- _Task requirements_: How many lines in the items below contain the string "flag", with case taken into account? Give only the number.

- _Input for this task_:
☆ ☆ ☆ ☆ ☆
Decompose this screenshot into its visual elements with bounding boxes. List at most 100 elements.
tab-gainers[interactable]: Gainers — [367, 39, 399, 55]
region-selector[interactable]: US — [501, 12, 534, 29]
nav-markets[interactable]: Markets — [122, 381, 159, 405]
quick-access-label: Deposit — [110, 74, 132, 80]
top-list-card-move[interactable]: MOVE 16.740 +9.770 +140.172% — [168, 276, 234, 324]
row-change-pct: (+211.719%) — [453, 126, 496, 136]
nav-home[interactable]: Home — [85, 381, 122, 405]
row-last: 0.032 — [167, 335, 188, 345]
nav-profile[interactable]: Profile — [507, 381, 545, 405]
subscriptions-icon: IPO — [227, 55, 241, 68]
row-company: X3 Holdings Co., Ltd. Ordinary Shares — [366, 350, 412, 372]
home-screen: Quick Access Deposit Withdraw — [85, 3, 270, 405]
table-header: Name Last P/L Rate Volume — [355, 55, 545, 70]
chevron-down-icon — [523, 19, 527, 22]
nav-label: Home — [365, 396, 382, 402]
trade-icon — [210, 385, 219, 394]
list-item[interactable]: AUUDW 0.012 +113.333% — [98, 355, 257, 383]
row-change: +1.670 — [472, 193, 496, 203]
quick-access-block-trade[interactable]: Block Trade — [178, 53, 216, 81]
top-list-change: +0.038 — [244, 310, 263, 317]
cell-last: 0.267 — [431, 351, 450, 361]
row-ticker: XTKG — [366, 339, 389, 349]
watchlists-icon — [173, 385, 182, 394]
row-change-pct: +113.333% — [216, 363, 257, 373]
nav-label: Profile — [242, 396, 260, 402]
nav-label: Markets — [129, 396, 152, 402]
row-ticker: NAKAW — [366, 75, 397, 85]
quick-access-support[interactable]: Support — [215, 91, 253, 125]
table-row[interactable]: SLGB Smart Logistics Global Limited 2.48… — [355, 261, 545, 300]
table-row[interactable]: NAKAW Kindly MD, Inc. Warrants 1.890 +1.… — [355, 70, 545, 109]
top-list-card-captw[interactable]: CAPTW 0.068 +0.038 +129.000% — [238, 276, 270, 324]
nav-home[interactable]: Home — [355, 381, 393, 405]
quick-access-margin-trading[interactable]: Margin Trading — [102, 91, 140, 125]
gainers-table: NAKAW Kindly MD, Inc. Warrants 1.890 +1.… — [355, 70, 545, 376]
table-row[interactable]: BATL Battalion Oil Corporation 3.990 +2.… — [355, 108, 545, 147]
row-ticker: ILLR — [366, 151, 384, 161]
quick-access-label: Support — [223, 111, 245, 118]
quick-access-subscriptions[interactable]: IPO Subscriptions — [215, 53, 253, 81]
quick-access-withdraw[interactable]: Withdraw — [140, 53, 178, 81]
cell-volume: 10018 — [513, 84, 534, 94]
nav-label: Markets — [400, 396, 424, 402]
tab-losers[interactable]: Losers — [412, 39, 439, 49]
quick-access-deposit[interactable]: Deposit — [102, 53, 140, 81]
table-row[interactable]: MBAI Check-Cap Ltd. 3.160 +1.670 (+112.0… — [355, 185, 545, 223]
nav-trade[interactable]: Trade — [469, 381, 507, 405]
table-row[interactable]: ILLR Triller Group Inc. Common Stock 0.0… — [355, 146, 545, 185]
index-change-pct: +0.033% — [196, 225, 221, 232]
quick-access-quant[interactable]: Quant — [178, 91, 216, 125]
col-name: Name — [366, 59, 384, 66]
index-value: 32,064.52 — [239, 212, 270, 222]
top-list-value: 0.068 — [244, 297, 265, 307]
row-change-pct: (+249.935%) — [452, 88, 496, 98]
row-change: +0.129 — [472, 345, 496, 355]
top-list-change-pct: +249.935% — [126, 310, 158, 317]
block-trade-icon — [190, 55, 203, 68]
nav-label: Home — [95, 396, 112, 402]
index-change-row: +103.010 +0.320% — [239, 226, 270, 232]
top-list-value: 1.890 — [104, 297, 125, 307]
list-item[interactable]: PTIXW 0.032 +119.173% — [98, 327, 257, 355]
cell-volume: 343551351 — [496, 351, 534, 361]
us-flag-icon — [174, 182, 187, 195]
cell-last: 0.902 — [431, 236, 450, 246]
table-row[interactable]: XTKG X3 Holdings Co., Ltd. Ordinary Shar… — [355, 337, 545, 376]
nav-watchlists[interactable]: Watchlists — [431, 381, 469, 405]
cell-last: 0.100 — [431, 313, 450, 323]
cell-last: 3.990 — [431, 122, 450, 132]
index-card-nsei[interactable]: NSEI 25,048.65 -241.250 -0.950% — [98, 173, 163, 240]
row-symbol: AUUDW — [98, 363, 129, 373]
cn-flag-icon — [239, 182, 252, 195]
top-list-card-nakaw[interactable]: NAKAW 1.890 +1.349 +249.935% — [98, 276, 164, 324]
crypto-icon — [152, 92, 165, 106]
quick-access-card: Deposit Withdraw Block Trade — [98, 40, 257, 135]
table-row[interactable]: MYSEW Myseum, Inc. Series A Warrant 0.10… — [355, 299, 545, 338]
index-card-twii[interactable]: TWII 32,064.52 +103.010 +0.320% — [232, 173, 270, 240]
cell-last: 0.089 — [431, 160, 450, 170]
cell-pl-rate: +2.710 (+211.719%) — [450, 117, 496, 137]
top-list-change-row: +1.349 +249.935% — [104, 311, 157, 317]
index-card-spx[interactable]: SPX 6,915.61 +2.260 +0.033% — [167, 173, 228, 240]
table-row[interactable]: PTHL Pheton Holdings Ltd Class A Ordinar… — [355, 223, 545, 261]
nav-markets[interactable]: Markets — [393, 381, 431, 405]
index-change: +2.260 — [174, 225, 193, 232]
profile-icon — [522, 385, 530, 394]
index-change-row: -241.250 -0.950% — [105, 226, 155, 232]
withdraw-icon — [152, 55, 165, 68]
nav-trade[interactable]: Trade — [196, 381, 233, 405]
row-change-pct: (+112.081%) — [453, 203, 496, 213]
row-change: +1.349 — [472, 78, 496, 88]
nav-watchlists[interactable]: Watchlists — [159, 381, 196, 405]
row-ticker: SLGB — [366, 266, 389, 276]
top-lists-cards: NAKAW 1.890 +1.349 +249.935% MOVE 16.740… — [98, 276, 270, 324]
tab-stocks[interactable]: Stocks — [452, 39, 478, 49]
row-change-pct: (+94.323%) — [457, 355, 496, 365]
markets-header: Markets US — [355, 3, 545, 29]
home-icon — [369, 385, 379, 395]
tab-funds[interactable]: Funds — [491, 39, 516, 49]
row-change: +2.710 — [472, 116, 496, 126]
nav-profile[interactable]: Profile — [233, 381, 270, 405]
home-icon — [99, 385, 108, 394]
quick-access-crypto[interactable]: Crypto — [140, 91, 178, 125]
☆ ☆ ☆ ☆ ☆
- _Solution to this task_: 2